▶ **EXERCISE BRIEF**:
Word for word, give the material below again, minus any images.

(Entries with figure data)
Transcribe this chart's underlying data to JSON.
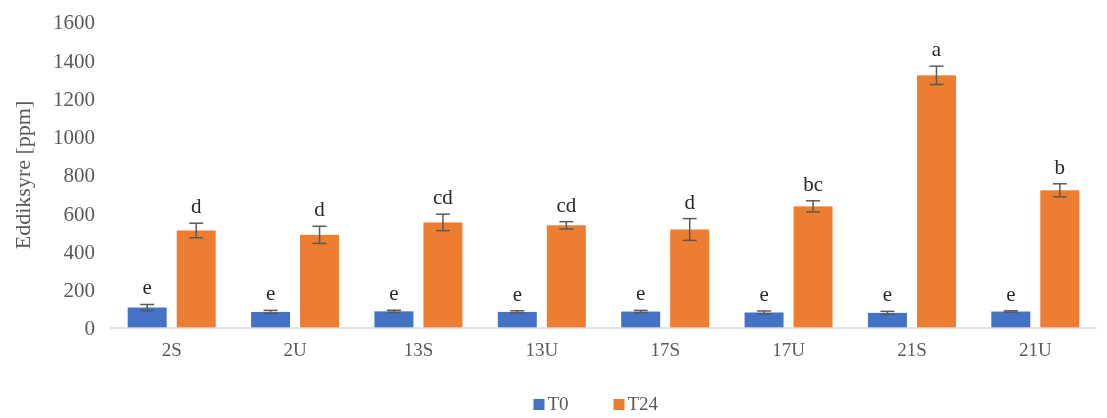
{
  "chart_data": {
    "type": "bar",
    "ylabel": "Eddiksyre [ppm]",
    "categories": [
      "2S",
      "2U",
      "13S",
      "13U",
      "17S",
      "17U",
      "21S",
      "21U"
    ],
    "series": [
      {
        "name": "T0",
        "color": "#4472c4",
        "values": [
          107,
          84,
          87,
          84,
          86,
          81,
          79,
          86
        ],
        "errors": [
          16,
          8,
          6,
          6,
          6,
          8,
          8,
          4
        ],
        "value_labels": [
          "e",
          "e",
          "e",
          "e",
          "e",
          "e",
          "e",
          "e"
        ]
      },
      {
        "name": "T24",
        "color": "#ed7d31",
        "values": [
          510,
          487,
          552,
          537,
          515,
          636,
          1321,
          720
        ],
        "errors": [
          38,
          45,
          43,
          19,
          57,
          29,
          48,
          34
        ],
        "value_labels": [
          "d",
          "d",
          "cd",
          "cd",
          "d",
          "bc",
          "a",
          "b"
        ]
      }
    ],
    "ylim": [
      0,
      1600
    ],
    "yticks": [
      0,
      200,
      400,
      600,
      800,
      1000,
      1200,
      1400,
      1600
    ],
    "grid": false,
    "legend": "bottom"
  }
}
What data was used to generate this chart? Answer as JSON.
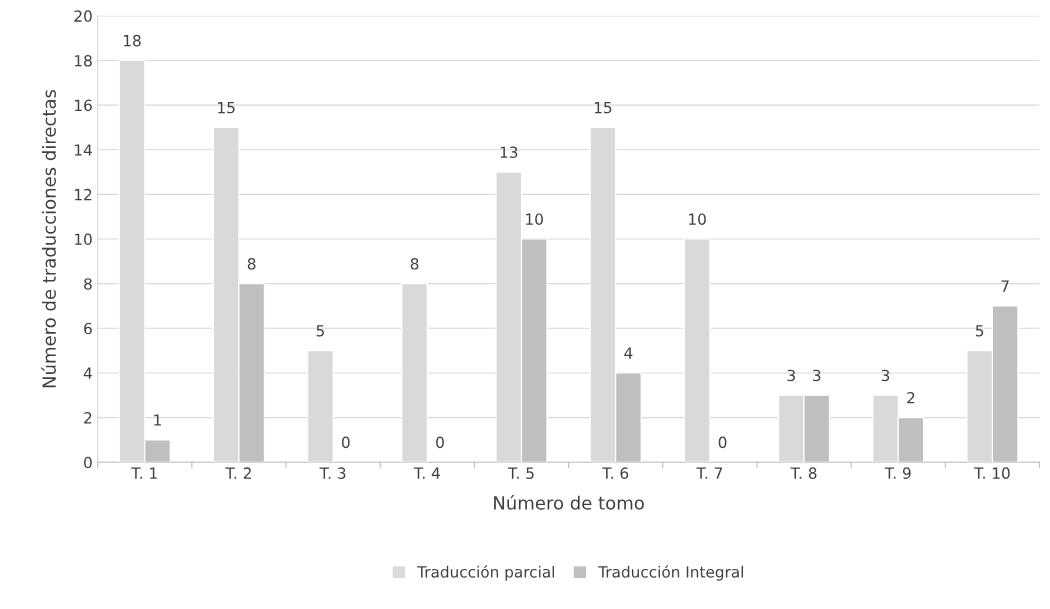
{
  "chart_data": {
    "type": "bar",
    "xlabel": "Número de tomo",
    "ylabel": "Número de traducciones directas",
    "categories": [
      "T. 1",
      "T. 2",
      "T. 3",
      "T. 4",
      "T. 5",
      "T. 6",
      "T. 7",
      "T. 8",
      "T. 9",
      "T. 10"
    ],
    "series": [
      {
        "name": "Traducción parcial",
        "color": "#d9d9d9",
        "values": [
          18,
          15,
          5,
          8,
          13,
          15,
          10,
          3,
          3,
          5
        ]
      },
      {
        "name": "Traducción Integral",
        "color": "#bfbfbf",
        "values": [
          1,
          8,
          0,
          0,
          10,
          4,
          0,
          3,
          2,
          7
        ]
      }
    ],
    "ylim": [
      0,
      20
    ],
    "yticks": [
      0,
      2,
      4,
      6,
      8,
      10,
      12,
      14,
      16,
      18,
      20
    ],
    "grid": "y",
    "legend": "bottom",
    "data_labels": true
  }
}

▶ **PROBLEM SOLUTION**:
Transcribe this chart's underlying data to JSON.
{
  "chart_data": {
    "type": "bar",
    "ylabel": "Eddiksyre [ppm]",
    "categories": [
      "2S",
      "2U",
      "13S",
      "13U",
      "17S",
      "17U",
      "21S",
      "21U"
    ],
    "series": [
      {
        "name": "T0",
        "color": "#4472c4",
        "values": [
          107,
          84,
          87,
          84,
          86,
          81,
          79,
          86
        ],
        "errors": [
          16,
          8,
          6,
          6,
          6,
          8,
          8,
          4
        ],
        "value_labels": [
          "e",
          "e",
          "e",
          "e",
          "e",
          "e",
          "e",
          "e"
        ]
      },
      {
        "name": "T24",
        "color": "#ed7d31",
        "values": [
          510,
          487,
          552,
          537,
          515,
          636,
          1321,
          720
        ],
        "errors": [
          38,
          45,
          43,
          19,
          57,
          29,
          48,
          34
        ],
        "value_labels": [
          "d",
          "d",
          "cd",
          "cd",
          "d",
          "bc",
          "a",
          "b"
        ]
      }
    ],
    "ylim": [
      0,
      1600
    ],
    "yticks": [
      0,
      200,
      400,
      600,
      800,
      1000,
      1200,
      1400,
      1600
    ],
    "grid": false,
    "legend": "bottom"
  }
}
What data was used to generate this chart? Answer as JSON.
{
  "chart_data": {
    "type": "bar",
    "xlabel": "Número de tomo",
    "ylabel": "Número de traducciones directas",
    "categories": [
      "T. 1",
      "T. 2",
      "T. 3",
      "T. 4",
      "T. 5",
      "T. 6",
      "T. 7",
      "T. 8",
      "T. 9",
      "T. 10"
    ],
    "series": [
      {
        "name": "Traducción parcial",
        "color": "#d9d9d9",
        "values": [
          18,
          15,
          5,
          8,
          13,
          15,
          10,
          3,
          3,
          5
        ]
      },
      {
        "name": "Traducción Integral",
        "color": "#bfbfbf",
        "values": [
          1,
          8,
          0,
          0,
          10,
          4,
          0,
          3,
          2,
          7
        ]
      }
    ],
    "ylim": [
      0,
      20
    ],
    "yticks": [
      0,
      2,
      4,
      6,
      8,
      10,
      12,
      14,
      16,
      18,
      20
    ],
    "grid": "y",
    "legend": "bottom",
    "data_labels": true
  }
}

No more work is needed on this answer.